Physico-Mechanical Foundations and Optimization of Centrifugation Regimes in Beeswax Rendering
DOI:
https://doi.org/10.31359/2311-441X-2025-27-176Keywords:
beeswax, centrifugation, heat and mass transfer, phase transition, multifactor optimization, response surfaces, energy efficiencyAbstract
The article examines the process of beeswax rendering in an innovative centrifugal unit with steam heating as a complex multistage heat and mass transfer and mechanical system. Unlike traditional wax rendering methods, the proposed approach implements forced mechanical intensification of the process through the action of centrifugal forces, which significantly alters the energy structure of phase separation and increases the efficiency of wax extraction from the porous structure of comb residues.

**********

◆ **EXERCISE TASKS**
1/ Render the following sentence from the beeswax rendering abstract into German: "The article examines the process of beeswax rendering in an innovative centrifugal unit with steam heating as a complex multistage heat and mass transfer and mechanical system."
2/ Extend the abstract on centrifugal beeswax rendering by writing the passage that would follow its final sentence.

**********

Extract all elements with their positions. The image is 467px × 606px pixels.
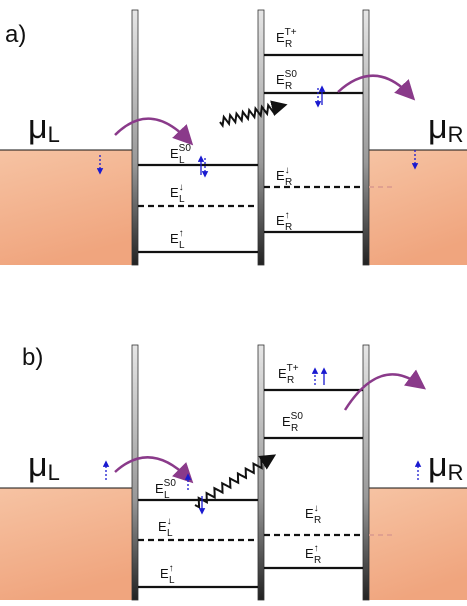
level-label: E↑R: [276, 210, 292, 233]
panel-label: b): [22, 344, 43, 371]
base: E: [276, 30, 285, 45]
subscript: R: [285, 81, 292, 92]
symbol: μ: [28, 108, 48, 146]
chemical-potential: μL: [28, 108, 60, 147]
level-label: E↓R: [305, 503, 321, 526]
barrier: [132, 10, 138, 265]
base: E: [282, 414, 291, 429]
superscript: T+: [285, 27, 297, 38]
tunnel-arrow: [345, 374, 420, 410]
level-label: E↓L: [158, 516, 173, 539]
base: E: [170, 231, 179, 246]
subscript: L: [179, 194, 185, 205]
subscript: L: [167, 528, 173, 539]
chemical-potential: μR: [428, 446, 463, 485]
subscript: R: [291, 423, 298, 434]
base: E: [170, 185, 179, 200]
barrier: [258, 10, 264, 265]
base: E: [155, 481, 164, 496]
symbol: μ: [428, 446, 448, 484]
level-label: E↑L: [160, 563, 175, 586]
left-reservoir: [0, 150, 132, 265]
level-label: E↓R: [276, 165, 292, 188]
base: E: [278, 366, 287, 381]
base: E: [276, 72, 285, 87]
right-reservoir: [369, 150, 467, 265]
superscript: ↓: [179, 182, 184, 193]
barrier: [258, 345, 264, 600]
chemical-potential: μL: [28, 446, 60, 485]
base: E: [276, 213, 285, 228]
superscript: ↓: [167, 516, 172, 527]
superscript: S0: [291, 411, 304, 422]
base: E: [305, 506, 314, 521]
superscript: ↑: [314, 543, 319, 554]
right-reservoir: [369, 488, 467, 600]
subscript: L: [164, 490, 170, 501]
superscript: ↓: [285, 165, 290, 176]
left-reservoir: [0, 488, 132, 600]
subscript: R: [285, 222, 292, 233]
subscript: L: [179, 155, 185, 166]
barrier: [363, 10, 369, 265]
subscript: L: [169, 575, 175, 586]
barrier: [132, 345, 138, 600]
superscript: T+: [287, 363, 299, 374]
level-label: ET+R: [278, 363, 299, 386]
panel-label: a): [5, 21, 26, 48]
chemical-potential: μR: [428, 108, 463, 147]
level-label: ET+R: [276, 27, 297, 50]
base: E: [158, 519, 167, 534]
photon: [220, 104, 282, 126]
tunnel-arrow: [115, 119, 188, 140]
figure: a)μLμRES0LE↓LE↑LET+RES0RE↓RE↑Rb)μLμRES0L…: [0, 0, 467, 601]
superscript: ↓: [314, 503, 319, 514]
superscript: ↑: [169, 563, 174, 574]
superscript: S0: [164, 478, 177, 489]
level-label: E↓L: [170, 182, 185, 205]
subscript: L: [48, 122, 60, 147]
symbol: μ: [428, 108, 448, 146]
subscript: R: [448, 460, 464, 485]
superscript: S0: [285, 69, 298, 80]
level-label: E↑L: [170, 228, 185, 251]
subscript: R: [285, 39, 292, 50]
subscript: R: [314, 515, 321, 526]
tunnel-arrow: [115, 457, 188, 478]
subscript: R: [287, 375, 294, 386]
base: E: [276, 168, 285, 183]
base: E: [160, 566, 169, 581]
base: E: [170, 146, 179, 161]
superscript: S0: [179, 143, 192, 154]
subscript: R: [314, 555, 321, 566]
subscript: L: [48, 460, 60, 485]
symbol: μ: [28, 446, 48, 484]
superscript: ↑: [285, 210, 290, 221]
level-label: E↑R: [305, 543, 321, 566]
subscript: L: [179, 240, 185, 251]
base: E: [305, 546, 314, 561]
subscript: R: [285, 177, 292, 188]
superscript: ↑: [179, 228, 184, 239]
subscript: R: [448, 122, 464, 147]
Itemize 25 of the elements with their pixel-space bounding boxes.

**********

◆ **RESULTS OF THE EXERCISE**
1/ Der Artikel untersucht den Prozess des Ausschmelzens von Bienenwachs in einer innovativen Zentrifugalanlage mit Dampfbeheizung als komplexes, mehrstufiges wärme- und stoffübertragendes sowie mechanisches System.

2/
The process is described from the standpoint of thermodynamics of open systems, taking into account internal entropy production, phase transition phenomena, and viscous filtration of molten wax. A physico-mechanical model is proposed that combines heat conduction, a Stefan-type melting problem for beeswax, and a generalized Darcy–Forchheimer law with an additional centrifugal driving pressure. Quantitative analysis of the influence of operating parameters is performed using a second-order multifactor regression model with the construction of response surfaces.
It is established that the dominant factors determining beeswax yield are the rotational speed of the centrifuge drum and the duration of the process, whereas steam temperature has an auxiliary character and should be limited from the standpoint of energy efficiency. Based on the analysis of local sensitivities and response surfaces, rational centrifugation regimes are identified, ensuring an increase in wax yield of up to 90% while reducing specific energy consumption by approximately 20% compared with traditional methods. The obtained results can be used in the design and optimization of industrial units for beeswax rendering.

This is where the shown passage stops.